**The data:**
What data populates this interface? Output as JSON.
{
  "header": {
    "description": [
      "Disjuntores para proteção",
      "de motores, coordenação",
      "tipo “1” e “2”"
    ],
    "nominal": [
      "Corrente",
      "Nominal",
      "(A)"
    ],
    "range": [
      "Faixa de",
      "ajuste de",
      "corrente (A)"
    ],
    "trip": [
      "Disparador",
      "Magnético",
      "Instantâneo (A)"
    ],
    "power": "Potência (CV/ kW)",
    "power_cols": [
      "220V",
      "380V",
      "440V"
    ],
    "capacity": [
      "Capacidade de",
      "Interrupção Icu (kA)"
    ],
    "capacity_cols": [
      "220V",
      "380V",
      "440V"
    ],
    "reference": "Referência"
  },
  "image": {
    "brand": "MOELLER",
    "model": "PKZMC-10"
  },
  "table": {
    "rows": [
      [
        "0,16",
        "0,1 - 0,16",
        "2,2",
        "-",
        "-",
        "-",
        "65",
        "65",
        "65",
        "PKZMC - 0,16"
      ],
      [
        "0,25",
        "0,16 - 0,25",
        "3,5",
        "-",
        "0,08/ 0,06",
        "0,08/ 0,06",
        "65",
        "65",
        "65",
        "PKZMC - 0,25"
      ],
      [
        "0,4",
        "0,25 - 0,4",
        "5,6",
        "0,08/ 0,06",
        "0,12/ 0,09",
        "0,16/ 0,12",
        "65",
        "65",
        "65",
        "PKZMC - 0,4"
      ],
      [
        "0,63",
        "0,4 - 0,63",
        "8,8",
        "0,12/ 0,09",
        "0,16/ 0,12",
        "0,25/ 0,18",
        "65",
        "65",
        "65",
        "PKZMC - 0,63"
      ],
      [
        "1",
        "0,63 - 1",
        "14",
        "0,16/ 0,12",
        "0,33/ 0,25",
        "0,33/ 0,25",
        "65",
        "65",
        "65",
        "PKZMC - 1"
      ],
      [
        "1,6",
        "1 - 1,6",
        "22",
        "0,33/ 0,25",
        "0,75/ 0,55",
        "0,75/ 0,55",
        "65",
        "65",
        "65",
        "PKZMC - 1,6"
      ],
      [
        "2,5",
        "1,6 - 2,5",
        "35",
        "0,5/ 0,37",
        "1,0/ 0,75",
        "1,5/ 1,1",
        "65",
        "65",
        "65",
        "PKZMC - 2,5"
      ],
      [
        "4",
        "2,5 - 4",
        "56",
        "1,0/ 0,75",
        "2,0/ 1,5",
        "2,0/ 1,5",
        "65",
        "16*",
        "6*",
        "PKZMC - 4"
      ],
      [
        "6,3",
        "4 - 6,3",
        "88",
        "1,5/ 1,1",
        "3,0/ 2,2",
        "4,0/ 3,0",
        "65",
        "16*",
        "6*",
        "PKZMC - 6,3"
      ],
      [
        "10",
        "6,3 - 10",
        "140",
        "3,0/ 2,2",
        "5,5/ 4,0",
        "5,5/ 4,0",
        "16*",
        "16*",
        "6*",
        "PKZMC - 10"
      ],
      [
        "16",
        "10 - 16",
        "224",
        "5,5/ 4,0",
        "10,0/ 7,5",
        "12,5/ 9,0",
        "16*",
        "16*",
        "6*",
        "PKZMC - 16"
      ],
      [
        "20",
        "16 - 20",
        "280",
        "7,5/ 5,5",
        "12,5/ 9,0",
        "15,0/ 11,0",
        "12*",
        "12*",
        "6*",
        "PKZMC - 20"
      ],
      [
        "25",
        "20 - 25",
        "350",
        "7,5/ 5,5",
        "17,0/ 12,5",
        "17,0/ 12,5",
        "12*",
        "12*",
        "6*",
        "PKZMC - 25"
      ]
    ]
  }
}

**Given request:**
Output each record precisely as given.

**Answer below:**
What data populates this interface? Output as JSON.
{
  "header": {
    "description": [
      "Disjuntores para proteção",
      "de motores, coordenação",
      "tipo “1” e “2”"
    ],
    "nominal": [
      "Corrente",
      "Nominal",
      "(A)"
    ],
    "range": [
      "Faixa de",
      "ajuste de",
      "corrente (A)"
    ],
    "trip": [
      "Disparador",
      "Magnético",
      "Instantâneo (A)"
    ],
    "power": "Potência (CV/ kW)",
    "power_cols": [
      "220V",
      "380V",
      "440V"
    ],
    "capacity": [
      "Capacidade de",
      "Interrupção Icu (kA)"
    ],
    "capacity_cols": [
      "220V",
      "380V",
      "440V"
    ],
    "reference": "Referência"
  },
  "image": {
    "brand": "MOELLER",
    "model": "PKZMC-10"
  },
  "table": {
    "rows": [
      [
        "0,16",
        "0,1 - 0,16",
        "2,2",
        "-",
        "-",
        "-",
        "65",
        "65",
        "65",
        "PKZMC - 0,16"
      ],
      [
        "0,25",
        "0,16 - 0,25",
        "3,5",
        "-",
        "0,08/ 0,06",
        "0,08/ 0,06",
        "65",
        "65",
        "65",
        "PKZMC - 0,25"
      ],
      [
        "0,4",
        "0,25 - 0,4",
        "5,6",
        "0,08/ 0,06",
        "0,12/ 0,09",
        "0,16/ 0,12",
        "65",
        "65",
        "65",
        "PKZMC - 0,4"
      ],
      [
        "0,63",
        "0,4 - 0,63",
        "8,8",
        "0,12/ 0,09",
        "0,16/ 0,12",
        "0,25/ 0,18",
        "65",
        "65",
        "65",
        "PKZMC - 0,63"
      ],
      [
        "1",
        "0,63 - 1",
        "14",
        "0,16/ 0,12",
        "0,33/ 0,25",
        "0,33/ 0,25",
        "65",
        "65",
        "65",
        "PKZMC - 1"
      ],
      [
        "1,6",
        "1 - 1,6",
        "22",
        "0,33/ 0,25",
        "0,75/ 0,55",
        "0,75/ 0,55",
        "65",
        "65",
        "65",
        "PKZMC - 1,6"
      ],
      [
        "2,5",
        "1,6 - 2,5",
        "35",
        "0,5/ 0,37",
        "1,0/ 0,75",
        "1,5/ 1,1",
        "65",
        "65",
        "65",
        "PKZMC - 2,5"
      ],
      [
        "4",
        "2,5 - 4",
        "56",
        "1,0/ 0,75",
        "2,0/ 1,5",
        "2,0/ 1,5",
        "65",
        "16*",
        "6*",
        "PKZMC - 4"
      ],
      [
        "6,3",
        "4 - 6,3",
        "88",
        "1,5/ 1,1",
        "3,0/ 2,2",
        "4,0/ 3,0",
        "65",
        "16*",
        "6*",
        "PKZMC - 6,3"
      ],
      [
        "10",
        "6,3 - 10",
        "140",
        "3,0/ 2,2",
        "5,5/ 4,0",
        "5,5/ 4,0",
        "16*",
        "16*",
        "6*",
        "PKZMC - 10"
      ],
      [
        "16",
        "10 - 16",
        "224",
        "5,5/ 4,0",
        "10,0/ 7,5",
        "12,5/ 9,0",
        "16*",
        "16*",
        "6*",
        "PKZMC - 16"
      ],
      [
        "20",
        "16 - 20",
        "280",
        "7,5/ 5,5",
        "12,5/ 9,0",
        "15,0/ 11,0",
        "12*",
        "12*",
        "6*",
        "PKZMC - 20"
      ],
      [
        "25",
        "20 - 25",
        "350",
        "7,5/ 5,5",
        "17,0/ 12,5",
        "17,0/ 12,5",
        "12*",
        "12*",
        "6*",
        "PKZMC - 25"
      ]
    ]
  }
}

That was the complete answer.